Write out the material below exactly, beginning at the line that contains "Enumerate this screenshot's" and ending with its last line, both ends included; write nothing else.

Task inputs.
:::::

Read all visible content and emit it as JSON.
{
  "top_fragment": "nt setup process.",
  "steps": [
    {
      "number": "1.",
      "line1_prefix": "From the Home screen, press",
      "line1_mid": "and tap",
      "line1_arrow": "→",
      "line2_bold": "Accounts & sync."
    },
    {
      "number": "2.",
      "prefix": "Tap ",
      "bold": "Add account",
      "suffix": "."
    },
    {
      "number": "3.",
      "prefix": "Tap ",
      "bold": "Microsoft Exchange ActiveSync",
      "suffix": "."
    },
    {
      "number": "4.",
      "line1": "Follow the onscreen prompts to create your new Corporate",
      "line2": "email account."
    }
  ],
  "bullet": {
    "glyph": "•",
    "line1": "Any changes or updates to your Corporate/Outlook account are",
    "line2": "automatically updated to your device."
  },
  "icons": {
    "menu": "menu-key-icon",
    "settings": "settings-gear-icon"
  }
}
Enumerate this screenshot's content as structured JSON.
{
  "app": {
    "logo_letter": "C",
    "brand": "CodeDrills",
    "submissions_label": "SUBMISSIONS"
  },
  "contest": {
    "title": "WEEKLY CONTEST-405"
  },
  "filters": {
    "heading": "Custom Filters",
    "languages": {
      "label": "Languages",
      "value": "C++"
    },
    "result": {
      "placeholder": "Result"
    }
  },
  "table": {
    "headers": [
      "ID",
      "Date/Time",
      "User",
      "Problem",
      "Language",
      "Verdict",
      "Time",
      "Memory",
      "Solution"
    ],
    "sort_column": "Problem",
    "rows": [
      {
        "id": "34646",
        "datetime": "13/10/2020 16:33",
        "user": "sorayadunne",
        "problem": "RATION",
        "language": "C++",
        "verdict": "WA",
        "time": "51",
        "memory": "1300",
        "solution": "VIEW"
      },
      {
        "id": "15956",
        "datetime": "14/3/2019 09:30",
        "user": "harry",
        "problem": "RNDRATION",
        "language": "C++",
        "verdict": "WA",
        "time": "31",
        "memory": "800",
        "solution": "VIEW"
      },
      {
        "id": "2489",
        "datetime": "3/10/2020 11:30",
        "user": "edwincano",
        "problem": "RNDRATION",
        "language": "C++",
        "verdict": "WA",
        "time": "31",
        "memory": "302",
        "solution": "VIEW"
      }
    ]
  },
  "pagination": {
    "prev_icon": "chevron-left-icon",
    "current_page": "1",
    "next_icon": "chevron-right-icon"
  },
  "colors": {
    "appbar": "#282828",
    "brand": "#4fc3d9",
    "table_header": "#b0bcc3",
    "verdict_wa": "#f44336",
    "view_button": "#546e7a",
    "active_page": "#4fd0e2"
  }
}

:::::

The response.
Enumerate this screenshot's content as structured JSON.
{
  "app": {
    "logo_letter": "C",
    "brand": "CodeDrills",
    "submissions_label": "SUBMISSIONS"
  },
  "contest": {
    "title": "WEEKLY CONTEST-405"
  },
  "filters": {
    "heading": "Custom Filters",
    "languages": {
      "label": "Languages",
      "value": "C++"
    },
    "result": {
      "placeholder": "Result"
    }
  },
  "table": {
    "headers": [
      "ID",
      "Date/Time",
      "User",
      "Problem",
      "Language",
      "Verdict",
      "Time",
      "Memory",
      "Solution"
    ],
    "sort_column": "Problem",
    "rows": [
      {
        "id": "34646",
        "datetime": "13/10/2020 16:33",
        "user": "sorayadunne",
        "problem": "RATION",
        "language": "C++",
        "verdict": "WA",
        "time": "51",
        "memory": "1300",
        "solution": "VIEW"
      },
      {
        "id": "15956",
        "datetime": "14/3/2019 09:30",
        "user": "harry",
        "problem": "RNDRATION",
        "language": "C++",
        "verdict": "WA",
        "time": "31",
        "memory": "800",
        "solution": "VIEW"
      },
      {
        "id": "2489",
        "datetime": "3/10/2020 11:30",
        "user": "edwincano",
        "problem": "RNDRATION",
        "language": "C++",
        "verdict": "WA",
        "time": "31",
        "memory": "302",
        "solution": "VIEW"
      }
    ]
  },
  "pagination": {
    "prev_icon": "chevron-left-icon",
    "current_page": "1",
    "next_icon": "chevron-right-icon"
  },
  "colors": {
    "appbar": "#282828",
    "brand": "#4fc3d9",
    "table_header": "#b0bcc3",
    "verdict_wa": "#f44336",
    "view_button": "#546e7a",
    "active_page": "#4fd0e2"
  }
}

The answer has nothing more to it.